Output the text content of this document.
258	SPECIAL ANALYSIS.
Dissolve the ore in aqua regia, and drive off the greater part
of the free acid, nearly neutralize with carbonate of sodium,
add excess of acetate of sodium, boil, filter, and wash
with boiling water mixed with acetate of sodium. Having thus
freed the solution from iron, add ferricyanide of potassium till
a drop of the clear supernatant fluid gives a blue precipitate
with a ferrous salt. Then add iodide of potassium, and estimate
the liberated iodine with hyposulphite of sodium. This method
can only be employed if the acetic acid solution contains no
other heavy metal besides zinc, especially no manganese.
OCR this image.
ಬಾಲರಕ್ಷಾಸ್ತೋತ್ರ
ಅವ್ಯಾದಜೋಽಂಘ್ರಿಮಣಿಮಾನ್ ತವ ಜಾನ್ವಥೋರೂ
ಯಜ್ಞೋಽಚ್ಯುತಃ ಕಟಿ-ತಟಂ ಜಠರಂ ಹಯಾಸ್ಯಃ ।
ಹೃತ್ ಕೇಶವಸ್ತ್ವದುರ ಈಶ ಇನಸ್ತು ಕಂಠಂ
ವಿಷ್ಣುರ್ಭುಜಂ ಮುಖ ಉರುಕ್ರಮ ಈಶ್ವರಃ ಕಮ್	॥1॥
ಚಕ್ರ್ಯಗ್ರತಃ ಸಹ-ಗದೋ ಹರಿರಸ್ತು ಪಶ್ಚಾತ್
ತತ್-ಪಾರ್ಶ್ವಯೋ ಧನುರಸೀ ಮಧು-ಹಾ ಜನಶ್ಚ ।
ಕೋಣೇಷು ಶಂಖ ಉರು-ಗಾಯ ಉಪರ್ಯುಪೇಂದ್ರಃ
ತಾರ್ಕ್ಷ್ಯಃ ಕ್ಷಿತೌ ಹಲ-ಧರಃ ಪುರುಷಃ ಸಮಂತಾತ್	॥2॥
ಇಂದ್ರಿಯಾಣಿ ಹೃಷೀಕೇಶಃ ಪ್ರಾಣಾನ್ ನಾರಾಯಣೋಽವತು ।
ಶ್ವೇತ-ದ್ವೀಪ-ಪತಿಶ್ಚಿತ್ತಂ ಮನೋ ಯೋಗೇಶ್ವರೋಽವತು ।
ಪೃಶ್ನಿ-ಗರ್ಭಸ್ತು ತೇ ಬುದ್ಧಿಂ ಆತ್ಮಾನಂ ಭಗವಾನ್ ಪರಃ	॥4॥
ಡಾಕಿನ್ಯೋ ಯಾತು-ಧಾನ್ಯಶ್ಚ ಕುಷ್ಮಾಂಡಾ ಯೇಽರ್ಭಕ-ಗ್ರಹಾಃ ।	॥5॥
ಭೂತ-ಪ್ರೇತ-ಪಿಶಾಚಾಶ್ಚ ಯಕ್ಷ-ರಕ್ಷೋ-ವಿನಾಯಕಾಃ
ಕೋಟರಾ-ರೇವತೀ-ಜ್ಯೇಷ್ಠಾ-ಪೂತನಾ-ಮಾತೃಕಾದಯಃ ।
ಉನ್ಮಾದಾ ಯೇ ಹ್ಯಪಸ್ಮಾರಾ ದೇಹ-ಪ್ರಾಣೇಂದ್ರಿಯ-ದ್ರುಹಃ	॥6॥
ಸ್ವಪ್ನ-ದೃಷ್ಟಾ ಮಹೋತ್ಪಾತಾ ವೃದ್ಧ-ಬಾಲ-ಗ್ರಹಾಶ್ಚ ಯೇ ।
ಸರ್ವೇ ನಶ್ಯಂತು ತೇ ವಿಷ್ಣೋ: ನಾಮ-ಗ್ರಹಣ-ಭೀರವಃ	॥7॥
**********
### STATED EXERCISE:
Give an exact copy of all the data shown above.

### FINAL ANSWER:
Output the text content of this document.
258	SPECIAL ANALYSIS.
Dissolve the ore in aqua regia, and drive off the greater part
of the free acid, nearly neutralize with carbonate of sodium,
add excess of acetate of sodium, boil, filter, and wash
with boiling water mixed with acetate of sodium. Having thus
freed the solution from iron, add ferricyanide of potassium till
a drop of the clear supernatant fluid gives a blue precipitate
with a ferrous salt. Then add iodide of potassium, and estimate
the liberated iodine with hyposulphite of sodium. This method
can only be employed if the acetic acid solution contains no
other heavy metal besides zinc, especially no manganese.
OCR this image.
ಬಾಲರಕ್ಷಾಸ್ತೋತ್ರ
ಅವ್ಯಾದಜೋಽಂಘ್ರಿಮಣಿಮಾನ್ ತವ ಜಾನ್ವಥೋರೂ
ಯಜ್ಞೋಽಚ್ಯುತಃ ಕಟಿ-ತಟಂ ಜಠರಂ ಹಯಾಸ್ಯಃ ।
ಹೃತ್ ಕೇಶವಸ್ತ್ವದುರ ಈಶ ಇನಸ್ತು ಕಂಠಂ
ವಿಷ್ಣುರ್ಭುಜಂ ಮುಖ ಉರುಕ್ರಮ ಈಶ್ವರಃ ಕಮ್	॥1॥
ಚಕ್ರ್ಯಗ್ರತಃ ಸಹ-ಗದೋ ಹರಿರಸ್ತು ಪಶ್ಚಾತ್
ತತ್-ಪಾರ್ಶ್ವಯೋ ಧನುರಸೀ ಮಧು-ಹಾ ಜನಶ್ಚ ।
ಕೋಣೇಷು ಶಂಖ ಉರು-ಗಾಯ ಉಪರ್ಯುಪೇಂದ್ರಃ
ತಾರ್ಕ್ಷ್ಯಃ ಕ್ಷಿತೌ ಹಲ-ಧರಃ ಪುರುಷಃ ಸಮಂತಾತ್	॥2॥
ಇಂದ್ರಿಯಾಣಿ ಹೃಷೀಕೇಶಃ ಪ್ರಾಣಾನ್ ನಾರಾಯಣೋಽವತು ।
ಶ್ವೇತ-ದ್ವೀಪ-ಪತಿಶ್ಚಿತ್ತಂ ಮನೋ ಯೋಗೇಶ್ವರೋಽವತು ।
ಪೃಶ್ನಿ-ಗರ್ಭಸ್ತು ತೇ ಬುದ್ಧಿಂ ಆತ್ಮಾನಂ ಭಗವಾನ್ ಪರಃ	॥4॥
ಡಾಕಿನ್ಯೋ ಯಾತು-ಧಾನ್ಯಶ್ಚ ಕುಷ್ಮಾಂಡಾ ಯೇಽರ್ಭಕ-ಗ್ರಹಾಃ ।	॥5॥
ಭೂತ-ಪ್ರೇತ-ಪಿಶಾಚಾಶ್ಚ ಯಕ್ಷ-ರಕ್ಷೋ-ವಿನಾಯಕಾಃ
ಕೋಟರಾ-ರೇವತೀ-ಜ್ಯೇಷ್ಠಾ-ಪೂತನಾ-ಮಾತೃಕಾದಯಃ ।
ಉನ್ಮಾದಾ ಯೇ ಹ್ಯಪಸ್ಮಾರಾ ದೇಹ-ಪ್ರಾಣೇಂದ್ರಿಯ-ದ್ರುಹಃ	॥6॥
ಸ್ವಪ್ನ-ದೃಷ್ಟಾ ಮಹೋತ್ಪಾತಾ ವೃದ್ಧ-ಬಾಲ-ಗ್ರಹಾಶ್ಚ ಯೇ ।
ಸರ್ವೇ ನಶ್ಯಂತು ತೇ ವಿಷ್ಣೋ: ನಾಮ-ಗ್ರಹಣ-ಭೀರವಃ	॥7॥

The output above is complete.